*Set exercise:* Show all lines from the data that include the word "replies".

[Stored data]
┌────────

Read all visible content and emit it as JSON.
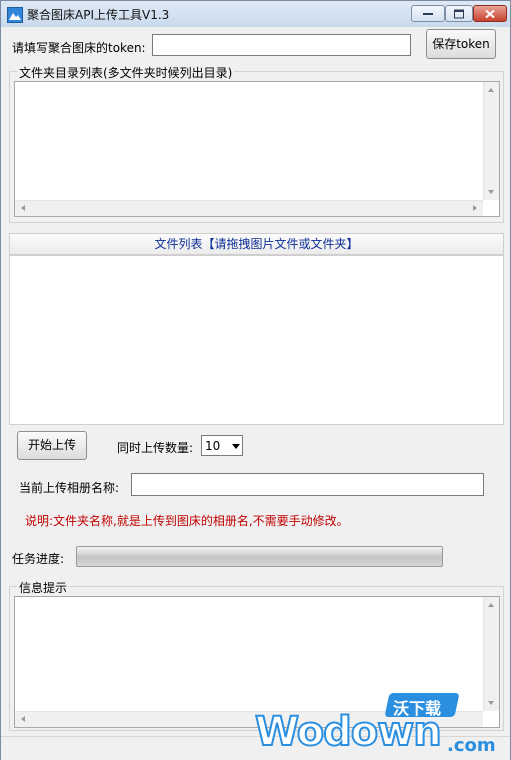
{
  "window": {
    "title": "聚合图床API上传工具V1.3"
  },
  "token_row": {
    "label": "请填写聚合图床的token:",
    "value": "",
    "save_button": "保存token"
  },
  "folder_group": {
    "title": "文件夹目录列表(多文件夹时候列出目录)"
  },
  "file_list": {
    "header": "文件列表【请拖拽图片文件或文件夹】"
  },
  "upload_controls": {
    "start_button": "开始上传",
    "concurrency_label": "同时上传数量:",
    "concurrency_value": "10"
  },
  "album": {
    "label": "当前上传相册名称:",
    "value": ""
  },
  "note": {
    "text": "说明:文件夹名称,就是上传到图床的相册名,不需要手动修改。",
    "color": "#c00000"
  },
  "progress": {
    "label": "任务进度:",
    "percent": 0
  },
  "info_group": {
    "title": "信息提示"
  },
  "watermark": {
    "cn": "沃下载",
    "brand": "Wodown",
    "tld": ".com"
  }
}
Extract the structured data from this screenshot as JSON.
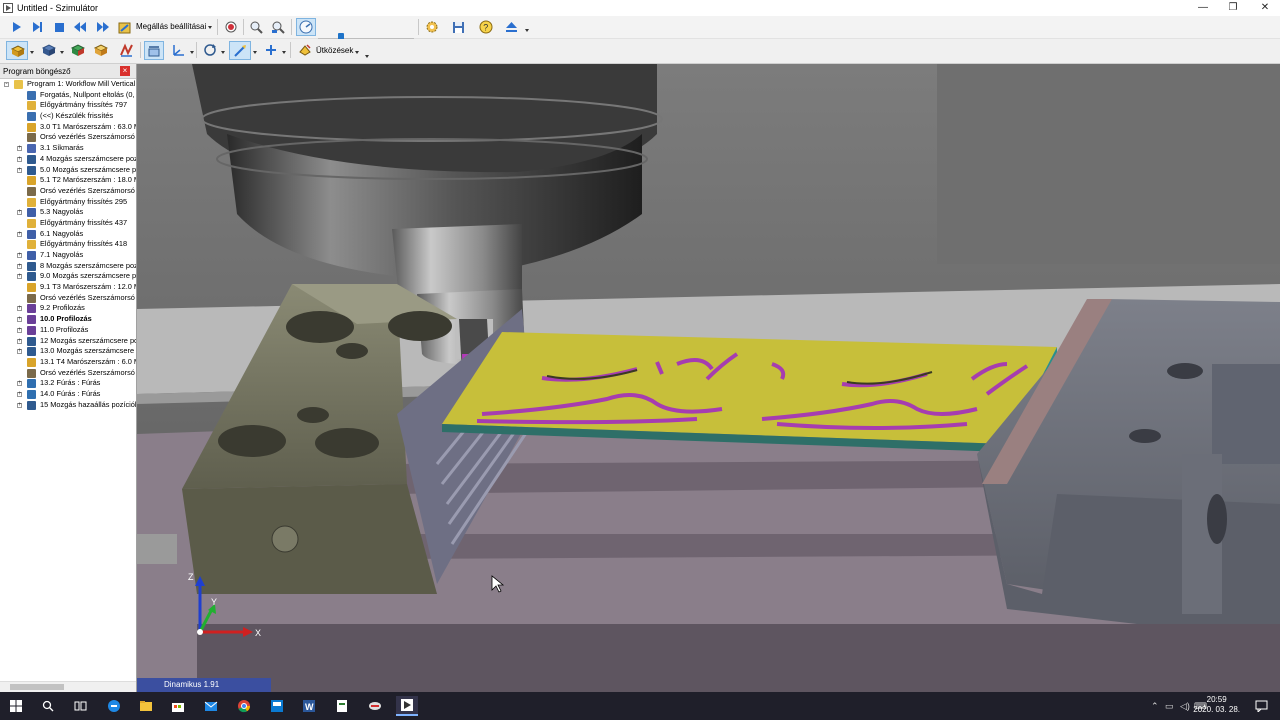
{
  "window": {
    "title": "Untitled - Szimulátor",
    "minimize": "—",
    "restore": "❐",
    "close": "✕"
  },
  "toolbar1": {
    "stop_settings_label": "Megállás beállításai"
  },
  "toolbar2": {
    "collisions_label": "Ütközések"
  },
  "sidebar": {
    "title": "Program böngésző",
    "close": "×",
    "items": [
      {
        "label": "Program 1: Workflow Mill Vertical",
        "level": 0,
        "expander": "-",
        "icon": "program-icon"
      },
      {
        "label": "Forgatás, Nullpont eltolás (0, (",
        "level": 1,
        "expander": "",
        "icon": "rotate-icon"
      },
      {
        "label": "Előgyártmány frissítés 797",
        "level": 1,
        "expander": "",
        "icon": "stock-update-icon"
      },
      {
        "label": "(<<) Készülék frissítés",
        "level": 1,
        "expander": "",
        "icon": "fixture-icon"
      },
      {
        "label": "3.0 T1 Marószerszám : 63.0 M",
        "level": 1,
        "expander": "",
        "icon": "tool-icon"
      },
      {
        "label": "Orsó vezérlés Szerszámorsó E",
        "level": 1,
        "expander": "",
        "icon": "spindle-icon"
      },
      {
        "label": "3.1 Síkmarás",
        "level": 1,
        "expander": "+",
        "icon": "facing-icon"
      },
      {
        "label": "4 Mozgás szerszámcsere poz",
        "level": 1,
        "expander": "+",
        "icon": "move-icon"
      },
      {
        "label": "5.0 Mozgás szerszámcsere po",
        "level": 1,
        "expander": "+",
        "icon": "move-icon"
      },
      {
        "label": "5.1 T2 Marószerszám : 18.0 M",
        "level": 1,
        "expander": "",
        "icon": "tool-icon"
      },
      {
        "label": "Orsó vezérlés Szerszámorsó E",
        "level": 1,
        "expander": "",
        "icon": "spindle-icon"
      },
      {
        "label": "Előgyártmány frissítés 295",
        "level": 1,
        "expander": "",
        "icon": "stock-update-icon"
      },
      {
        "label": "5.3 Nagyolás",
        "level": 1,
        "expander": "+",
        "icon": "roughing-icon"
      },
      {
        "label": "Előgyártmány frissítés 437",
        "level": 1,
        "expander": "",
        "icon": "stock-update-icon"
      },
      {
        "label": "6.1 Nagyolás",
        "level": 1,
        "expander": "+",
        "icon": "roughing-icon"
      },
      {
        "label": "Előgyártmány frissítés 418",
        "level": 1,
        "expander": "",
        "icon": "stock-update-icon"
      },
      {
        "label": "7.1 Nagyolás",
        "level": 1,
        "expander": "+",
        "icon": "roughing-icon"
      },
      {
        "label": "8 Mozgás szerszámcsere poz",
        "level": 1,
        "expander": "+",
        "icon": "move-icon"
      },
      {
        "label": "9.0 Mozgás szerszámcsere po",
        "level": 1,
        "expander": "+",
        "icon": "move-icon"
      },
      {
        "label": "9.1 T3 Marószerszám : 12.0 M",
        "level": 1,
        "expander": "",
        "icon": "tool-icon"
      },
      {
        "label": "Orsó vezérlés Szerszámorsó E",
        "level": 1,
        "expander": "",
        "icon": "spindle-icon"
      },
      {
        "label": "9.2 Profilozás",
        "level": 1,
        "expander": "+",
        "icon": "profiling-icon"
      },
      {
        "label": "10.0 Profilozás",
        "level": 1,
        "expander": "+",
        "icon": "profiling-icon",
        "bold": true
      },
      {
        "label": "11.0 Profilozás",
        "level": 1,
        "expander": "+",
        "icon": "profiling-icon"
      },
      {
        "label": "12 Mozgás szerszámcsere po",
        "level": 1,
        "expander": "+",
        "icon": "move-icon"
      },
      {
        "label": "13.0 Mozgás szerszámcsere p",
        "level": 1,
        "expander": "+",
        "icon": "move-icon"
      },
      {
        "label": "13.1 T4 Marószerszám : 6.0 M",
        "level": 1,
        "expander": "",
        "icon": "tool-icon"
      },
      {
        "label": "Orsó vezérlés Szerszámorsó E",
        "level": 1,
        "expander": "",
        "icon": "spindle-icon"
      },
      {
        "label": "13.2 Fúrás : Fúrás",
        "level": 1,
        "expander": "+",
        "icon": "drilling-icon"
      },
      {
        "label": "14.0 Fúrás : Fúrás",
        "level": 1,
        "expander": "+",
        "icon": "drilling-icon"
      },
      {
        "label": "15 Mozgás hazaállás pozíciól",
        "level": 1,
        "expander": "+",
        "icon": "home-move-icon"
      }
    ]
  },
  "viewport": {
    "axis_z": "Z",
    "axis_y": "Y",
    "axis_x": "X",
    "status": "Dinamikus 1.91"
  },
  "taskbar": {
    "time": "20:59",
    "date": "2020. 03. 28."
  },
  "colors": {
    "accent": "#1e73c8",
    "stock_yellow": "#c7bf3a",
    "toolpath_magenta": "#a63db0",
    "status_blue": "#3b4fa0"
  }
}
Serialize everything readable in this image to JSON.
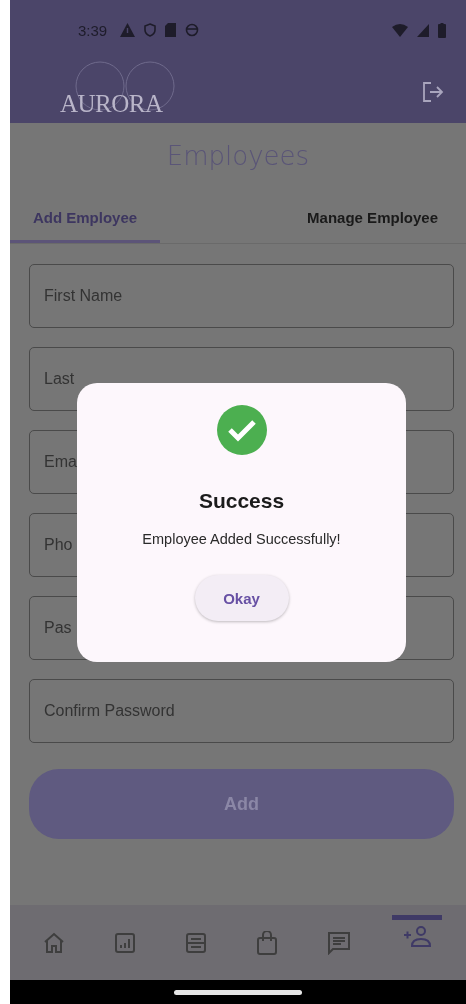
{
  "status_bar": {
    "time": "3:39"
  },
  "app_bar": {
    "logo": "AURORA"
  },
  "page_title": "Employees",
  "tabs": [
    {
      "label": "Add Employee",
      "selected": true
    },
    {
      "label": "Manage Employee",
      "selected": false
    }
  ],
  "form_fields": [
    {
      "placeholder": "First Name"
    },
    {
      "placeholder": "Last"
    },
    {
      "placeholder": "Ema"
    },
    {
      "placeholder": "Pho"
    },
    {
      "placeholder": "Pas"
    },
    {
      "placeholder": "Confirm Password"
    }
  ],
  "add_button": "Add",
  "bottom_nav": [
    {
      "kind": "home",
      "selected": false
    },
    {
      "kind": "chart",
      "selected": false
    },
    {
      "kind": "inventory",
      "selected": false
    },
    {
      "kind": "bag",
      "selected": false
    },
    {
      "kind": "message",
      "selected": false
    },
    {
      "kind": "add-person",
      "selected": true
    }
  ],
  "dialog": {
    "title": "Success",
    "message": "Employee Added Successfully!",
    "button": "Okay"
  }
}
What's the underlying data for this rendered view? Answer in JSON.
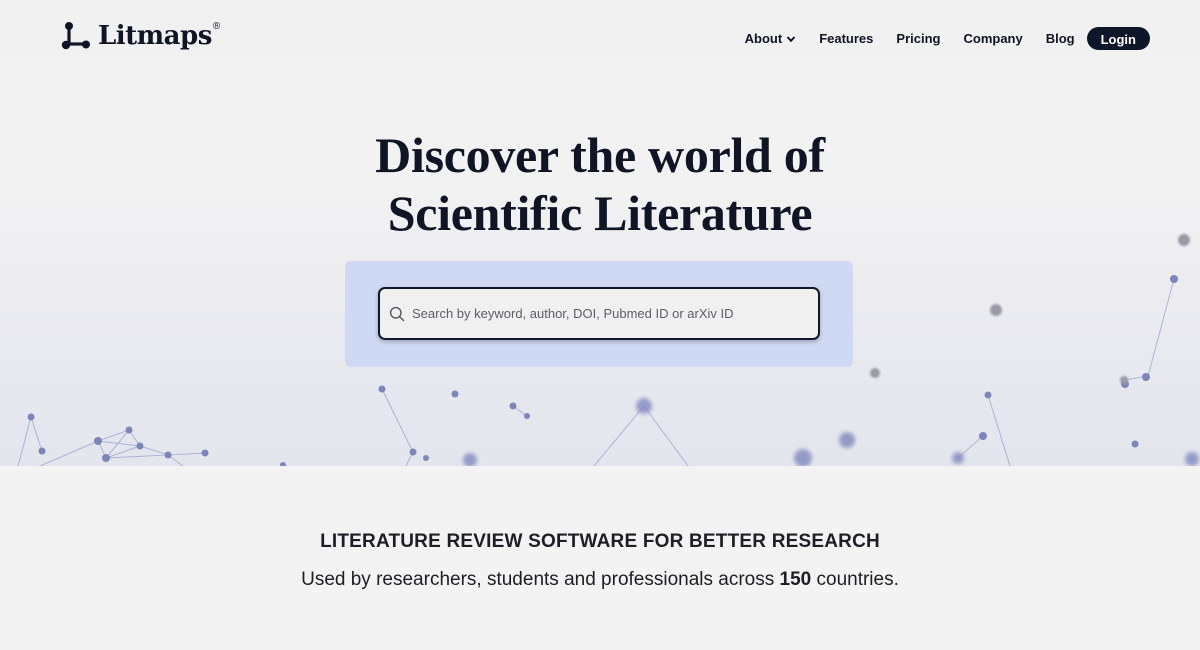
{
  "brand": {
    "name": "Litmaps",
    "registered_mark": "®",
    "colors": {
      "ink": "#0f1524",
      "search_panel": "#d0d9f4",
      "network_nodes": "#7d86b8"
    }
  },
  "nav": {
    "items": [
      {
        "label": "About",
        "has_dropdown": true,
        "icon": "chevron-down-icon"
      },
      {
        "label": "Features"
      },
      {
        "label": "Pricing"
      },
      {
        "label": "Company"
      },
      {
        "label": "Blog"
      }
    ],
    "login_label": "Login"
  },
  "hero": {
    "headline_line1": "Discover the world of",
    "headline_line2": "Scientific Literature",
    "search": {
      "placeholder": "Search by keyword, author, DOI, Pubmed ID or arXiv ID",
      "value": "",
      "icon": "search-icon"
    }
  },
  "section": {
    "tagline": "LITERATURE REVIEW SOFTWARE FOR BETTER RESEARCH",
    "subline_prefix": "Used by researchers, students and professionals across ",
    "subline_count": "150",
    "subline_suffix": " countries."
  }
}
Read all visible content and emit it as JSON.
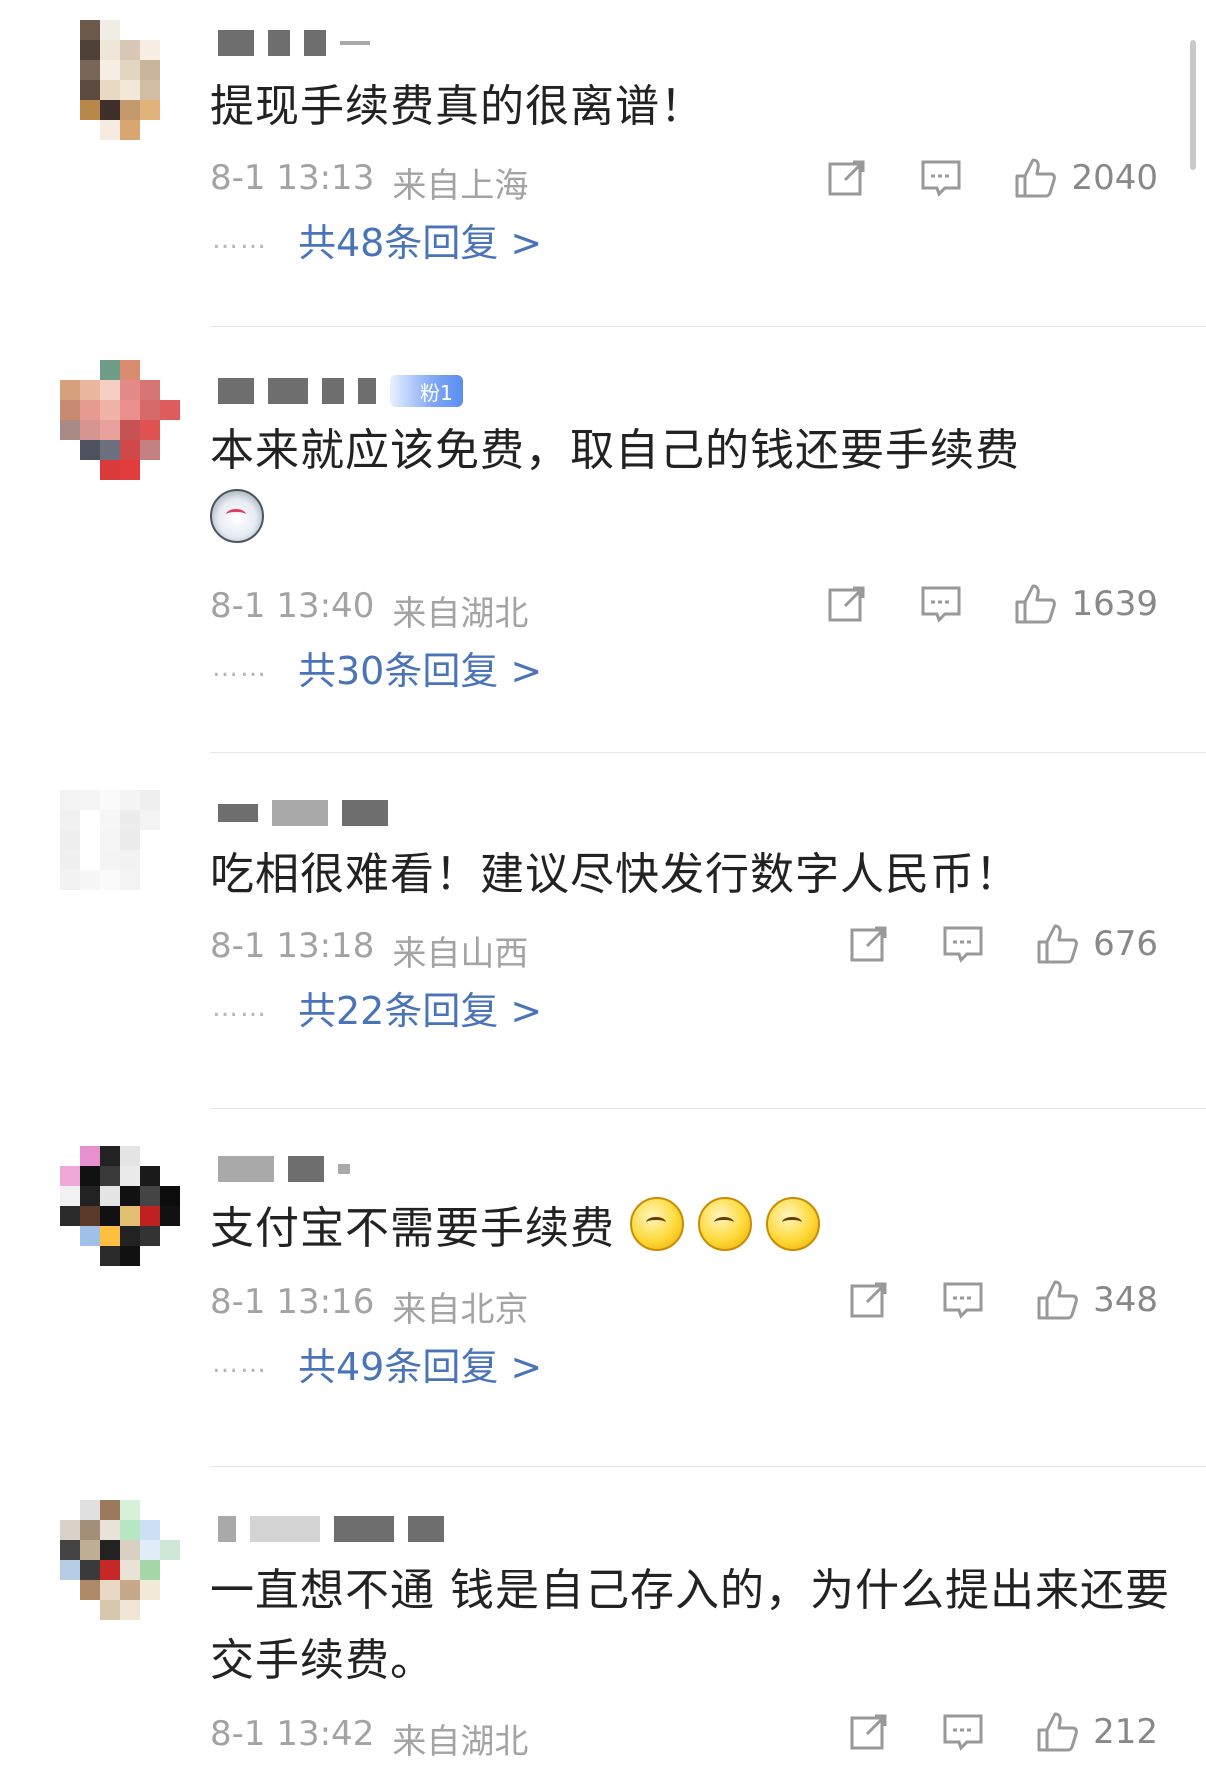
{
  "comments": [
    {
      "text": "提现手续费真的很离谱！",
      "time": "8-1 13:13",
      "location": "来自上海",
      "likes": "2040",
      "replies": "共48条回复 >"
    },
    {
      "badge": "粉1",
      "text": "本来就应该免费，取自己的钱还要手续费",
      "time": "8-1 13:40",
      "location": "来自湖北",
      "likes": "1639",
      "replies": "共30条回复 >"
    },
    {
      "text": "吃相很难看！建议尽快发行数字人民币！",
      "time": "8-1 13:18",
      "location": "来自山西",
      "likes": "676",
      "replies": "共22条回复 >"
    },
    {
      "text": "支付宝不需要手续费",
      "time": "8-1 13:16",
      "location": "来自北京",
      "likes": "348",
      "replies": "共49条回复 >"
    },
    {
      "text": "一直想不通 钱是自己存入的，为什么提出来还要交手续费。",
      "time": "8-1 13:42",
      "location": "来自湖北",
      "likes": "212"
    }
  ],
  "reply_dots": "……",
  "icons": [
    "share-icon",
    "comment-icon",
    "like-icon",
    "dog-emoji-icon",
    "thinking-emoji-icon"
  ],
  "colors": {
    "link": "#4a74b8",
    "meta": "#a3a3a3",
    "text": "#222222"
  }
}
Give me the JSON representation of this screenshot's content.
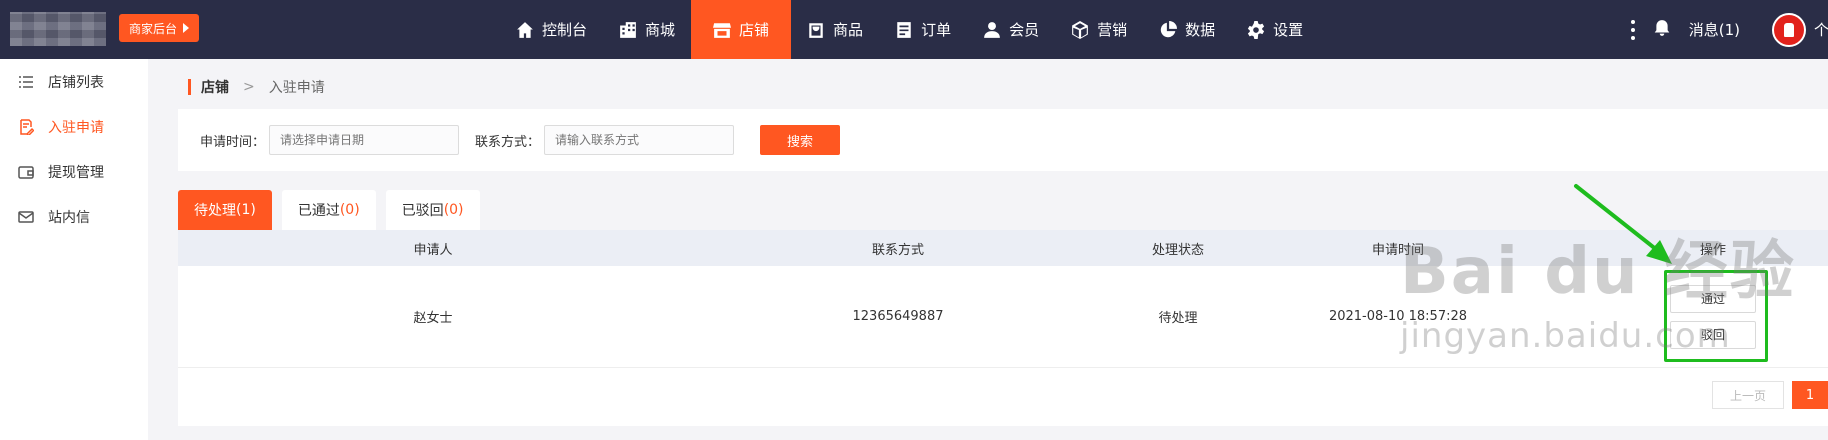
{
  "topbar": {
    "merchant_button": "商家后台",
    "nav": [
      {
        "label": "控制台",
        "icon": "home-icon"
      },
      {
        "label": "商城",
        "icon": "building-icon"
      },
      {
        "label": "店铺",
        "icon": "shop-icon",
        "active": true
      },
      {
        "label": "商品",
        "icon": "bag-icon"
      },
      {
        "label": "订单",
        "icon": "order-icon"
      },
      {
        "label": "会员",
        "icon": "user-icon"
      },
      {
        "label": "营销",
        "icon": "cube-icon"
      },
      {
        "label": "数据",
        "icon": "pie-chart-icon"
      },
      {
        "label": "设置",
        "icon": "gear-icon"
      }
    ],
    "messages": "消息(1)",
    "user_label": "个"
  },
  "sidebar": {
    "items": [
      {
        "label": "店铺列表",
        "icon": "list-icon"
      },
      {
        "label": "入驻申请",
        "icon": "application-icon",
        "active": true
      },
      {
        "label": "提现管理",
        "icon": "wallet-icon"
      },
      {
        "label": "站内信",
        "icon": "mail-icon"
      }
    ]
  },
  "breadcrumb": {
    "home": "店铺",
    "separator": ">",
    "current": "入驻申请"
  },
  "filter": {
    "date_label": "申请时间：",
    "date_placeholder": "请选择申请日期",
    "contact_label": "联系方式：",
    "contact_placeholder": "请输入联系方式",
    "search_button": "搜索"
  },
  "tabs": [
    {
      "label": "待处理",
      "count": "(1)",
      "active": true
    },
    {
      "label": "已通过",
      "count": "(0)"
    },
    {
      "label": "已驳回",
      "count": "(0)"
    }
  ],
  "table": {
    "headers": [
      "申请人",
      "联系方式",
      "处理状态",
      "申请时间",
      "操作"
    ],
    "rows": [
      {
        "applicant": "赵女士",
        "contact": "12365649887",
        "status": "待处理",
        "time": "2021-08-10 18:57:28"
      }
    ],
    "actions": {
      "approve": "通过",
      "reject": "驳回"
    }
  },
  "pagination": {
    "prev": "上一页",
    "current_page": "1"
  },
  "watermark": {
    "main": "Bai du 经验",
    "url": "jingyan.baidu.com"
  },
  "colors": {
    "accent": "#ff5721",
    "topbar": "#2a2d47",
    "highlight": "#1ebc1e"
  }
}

└────────

*In response:*
      "replies": "共48条回复 >"
      "replies": "共30条回复 >"
      "replies": "共22条回复 >"
      "replies": "共49条回复 >"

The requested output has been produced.